Search the listing below for the string "keep" and show each line that contains it.
--- Records for the task ---
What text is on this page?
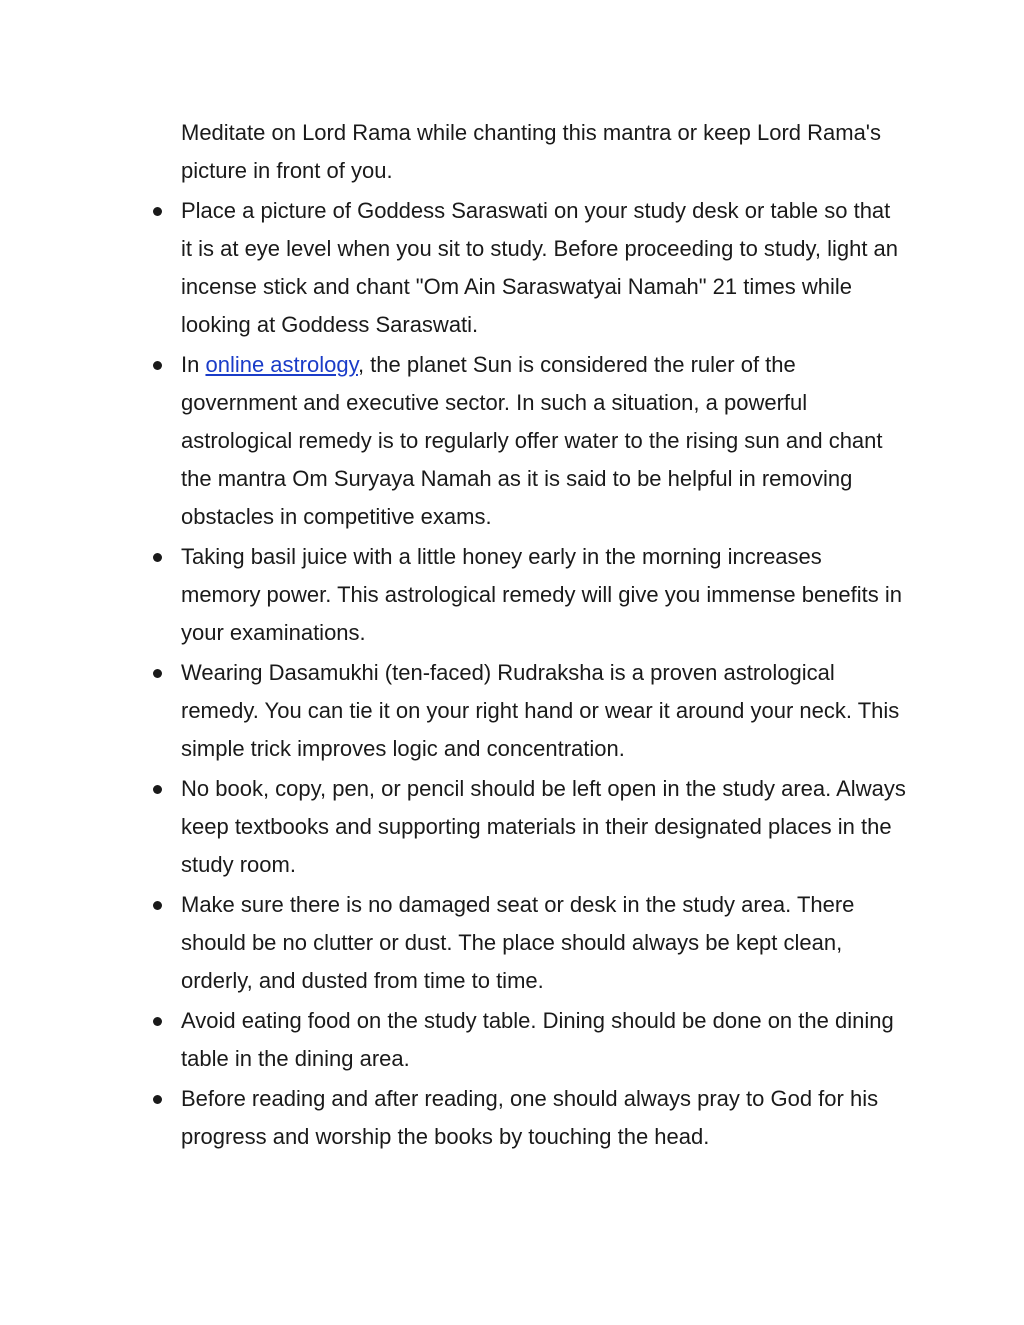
Meditate on Lord Rama while chanting this mantra or keep Lord Rama's picture in front of you.

Place a picture of Goddess Saraswati on your study desk or table so that it is at eye level when you sit to study. Before proceeding to study, light an incense stick and chant "Om Ain Saraswatyai Namah" 21 times while looking at Goddess Saraswati.
In online astrology, the planet Sun is considered the ruler of the government and executive sector. In such a situation, a powerful astrological remedy is to regularly offer water to the rising sun and chant the mantra Om Suryaya Namah as it is said to be helpful in removing obstacles in competitive exams.
Taking basil juice with a little honey early in the morning increases memory power. This astrological remedy will give you immense benefits in your examinations.
Wearing Dasamukhi (ten-faced) Rudraksha is a proven astrological remedy. You can tie it on your right hand or wear it around your neck. This simple trick improves logic and concentration.
No book, copy, pen, or pencil should be left open in the study area. Always keep textbooks and supporting materials in their designated places in the study room.
Make sure there is no damaged seat or desk in the study area. There should be no clutter or dust. The place should always be kept clean, orderly, and dusted from time to time.
Avoid eating food on the study table. Dining should be done on the dining table in the dining area.
Before reading and after reading, one should always pray to God for his progress and worship the books by touching the head.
---
→ **Solution to this problem**:
Meditate on Lord Rama while chanting this mantra or keep Lord Rama's picture in front of you.
No book, copy, pen, or pencil should be left open in the study area. Always keep textbooks and supporting materials in their designated places in the study room.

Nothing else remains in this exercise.